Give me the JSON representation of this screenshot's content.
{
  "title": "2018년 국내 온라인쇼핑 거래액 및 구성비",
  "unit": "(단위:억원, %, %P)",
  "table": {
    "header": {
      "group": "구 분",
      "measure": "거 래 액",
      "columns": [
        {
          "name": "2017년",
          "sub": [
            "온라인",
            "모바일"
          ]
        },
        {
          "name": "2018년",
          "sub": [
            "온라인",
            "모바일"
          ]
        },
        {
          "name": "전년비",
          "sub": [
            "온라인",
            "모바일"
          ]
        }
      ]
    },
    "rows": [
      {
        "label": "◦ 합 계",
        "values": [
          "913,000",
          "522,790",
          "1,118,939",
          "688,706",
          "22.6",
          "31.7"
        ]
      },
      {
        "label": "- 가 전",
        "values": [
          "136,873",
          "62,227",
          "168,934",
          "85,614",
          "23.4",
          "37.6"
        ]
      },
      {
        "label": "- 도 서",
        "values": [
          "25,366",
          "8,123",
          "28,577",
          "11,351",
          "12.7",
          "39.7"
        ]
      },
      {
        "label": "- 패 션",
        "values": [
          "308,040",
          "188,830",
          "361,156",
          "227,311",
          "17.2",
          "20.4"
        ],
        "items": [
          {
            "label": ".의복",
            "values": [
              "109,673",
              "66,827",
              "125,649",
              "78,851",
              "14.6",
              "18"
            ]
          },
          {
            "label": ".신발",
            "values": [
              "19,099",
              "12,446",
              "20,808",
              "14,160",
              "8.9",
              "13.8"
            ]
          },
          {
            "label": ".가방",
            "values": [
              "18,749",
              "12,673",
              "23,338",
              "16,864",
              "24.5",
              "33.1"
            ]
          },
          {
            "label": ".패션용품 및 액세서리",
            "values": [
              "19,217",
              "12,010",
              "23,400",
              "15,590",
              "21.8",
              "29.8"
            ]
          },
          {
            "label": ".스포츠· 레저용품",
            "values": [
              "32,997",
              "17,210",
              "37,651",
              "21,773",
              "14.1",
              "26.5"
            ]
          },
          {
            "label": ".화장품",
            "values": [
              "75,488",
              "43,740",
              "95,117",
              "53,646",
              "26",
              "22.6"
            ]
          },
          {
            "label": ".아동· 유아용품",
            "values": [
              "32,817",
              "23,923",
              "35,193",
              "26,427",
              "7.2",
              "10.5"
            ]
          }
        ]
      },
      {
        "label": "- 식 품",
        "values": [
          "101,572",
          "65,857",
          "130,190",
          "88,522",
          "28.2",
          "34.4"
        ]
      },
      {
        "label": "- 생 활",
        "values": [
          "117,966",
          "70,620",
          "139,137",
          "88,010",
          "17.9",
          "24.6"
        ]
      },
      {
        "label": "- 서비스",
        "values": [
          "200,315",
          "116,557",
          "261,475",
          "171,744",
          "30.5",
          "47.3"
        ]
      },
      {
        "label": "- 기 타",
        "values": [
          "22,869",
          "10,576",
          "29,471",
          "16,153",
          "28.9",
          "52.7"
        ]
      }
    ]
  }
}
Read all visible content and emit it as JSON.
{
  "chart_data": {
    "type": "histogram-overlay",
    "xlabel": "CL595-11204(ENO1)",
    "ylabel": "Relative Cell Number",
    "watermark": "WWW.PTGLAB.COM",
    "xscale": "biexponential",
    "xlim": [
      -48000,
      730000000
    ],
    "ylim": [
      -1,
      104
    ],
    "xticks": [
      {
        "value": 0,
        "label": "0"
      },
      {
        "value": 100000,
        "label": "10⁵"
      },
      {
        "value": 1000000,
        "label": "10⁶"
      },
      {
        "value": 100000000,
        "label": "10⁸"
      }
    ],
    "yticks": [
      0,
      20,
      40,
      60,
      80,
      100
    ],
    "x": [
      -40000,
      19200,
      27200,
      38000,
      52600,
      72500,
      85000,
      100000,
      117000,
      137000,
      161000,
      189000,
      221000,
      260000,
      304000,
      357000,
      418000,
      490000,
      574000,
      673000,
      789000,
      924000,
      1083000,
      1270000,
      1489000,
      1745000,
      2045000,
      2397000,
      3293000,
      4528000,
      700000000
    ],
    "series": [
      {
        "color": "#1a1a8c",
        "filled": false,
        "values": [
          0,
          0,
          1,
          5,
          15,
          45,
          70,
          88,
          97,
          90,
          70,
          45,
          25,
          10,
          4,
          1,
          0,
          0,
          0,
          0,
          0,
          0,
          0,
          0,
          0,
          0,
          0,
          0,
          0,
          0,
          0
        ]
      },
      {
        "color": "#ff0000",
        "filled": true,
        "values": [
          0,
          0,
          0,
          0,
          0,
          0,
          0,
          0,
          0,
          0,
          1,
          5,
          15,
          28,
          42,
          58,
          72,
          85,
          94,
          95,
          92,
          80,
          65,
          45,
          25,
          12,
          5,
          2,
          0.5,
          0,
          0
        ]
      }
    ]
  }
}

--------------------

**What to produce**.
Using the listing above, show each line holding the string "content".

**Response**.
Give me the JSON representation of this screenshot's content.
Read all visible content and emit it as JSON.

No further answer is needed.